Goal | State the number of lines where "value" appears. Add nothing else.

Figure collection entries:

┄┄┄┄┄┄

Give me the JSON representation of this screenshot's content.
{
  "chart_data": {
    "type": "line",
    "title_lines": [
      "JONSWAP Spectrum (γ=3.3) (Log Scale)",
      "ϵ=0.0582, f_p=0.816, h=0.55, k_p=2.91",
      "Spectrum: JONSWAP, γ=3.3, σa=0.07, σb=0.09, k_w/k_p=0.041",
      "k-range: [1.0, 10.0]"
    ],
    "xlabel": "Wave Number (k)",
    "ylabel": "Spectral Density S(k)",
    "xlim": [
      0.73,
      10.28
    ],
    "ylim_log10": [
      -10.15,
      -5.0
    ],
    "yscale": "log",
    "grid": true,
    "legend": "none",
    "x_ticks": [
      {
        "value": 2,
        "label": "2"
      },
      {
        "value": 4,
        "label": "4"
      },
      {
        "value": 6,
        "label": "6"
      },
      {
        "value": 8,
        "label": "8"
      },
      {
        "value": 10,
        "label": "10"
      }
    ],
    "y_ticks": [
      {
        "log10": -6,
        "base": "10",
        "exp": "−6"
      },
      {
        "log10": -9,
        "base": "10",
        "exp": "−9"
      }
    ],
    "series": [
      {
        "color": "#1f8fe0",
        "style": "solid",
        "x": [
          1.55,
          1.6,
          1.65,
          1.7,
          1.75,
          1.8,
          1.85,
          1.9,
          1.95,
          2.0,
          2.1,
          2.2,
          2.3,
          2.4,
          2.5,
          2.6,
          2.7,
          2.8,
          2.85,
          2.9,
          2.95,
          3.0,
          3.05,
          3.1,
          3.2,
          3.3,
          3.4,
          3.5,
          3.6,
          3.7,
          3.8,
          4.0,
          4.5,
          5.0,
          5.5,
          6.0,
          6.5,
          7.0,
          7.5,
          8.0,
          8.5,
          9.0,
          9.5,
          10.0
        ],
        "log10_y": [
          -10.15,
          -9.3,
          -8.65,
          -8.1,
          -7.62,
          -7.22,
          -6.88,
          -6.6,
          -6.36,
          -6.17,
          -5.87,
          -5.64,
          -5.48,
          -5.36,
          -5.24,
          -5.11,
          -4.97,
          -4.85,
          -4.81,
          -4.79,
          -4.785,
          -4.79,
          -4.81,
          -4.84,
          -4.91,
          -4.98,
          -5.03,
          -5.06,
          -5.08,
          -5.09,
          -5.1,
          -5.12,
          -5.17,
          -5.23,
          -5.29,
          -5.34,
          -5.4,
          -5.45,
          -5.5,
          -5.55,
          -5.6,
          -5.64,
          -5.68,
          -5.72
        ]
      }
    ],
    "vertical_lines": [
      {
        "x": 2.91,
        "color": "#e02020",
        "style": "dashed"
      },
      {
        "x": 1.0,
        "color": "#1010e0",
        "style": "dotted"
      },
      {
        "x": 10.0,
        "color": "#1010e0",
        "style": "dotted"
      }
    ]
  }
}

┄┄┄┄┄┄

Reply to the task | 5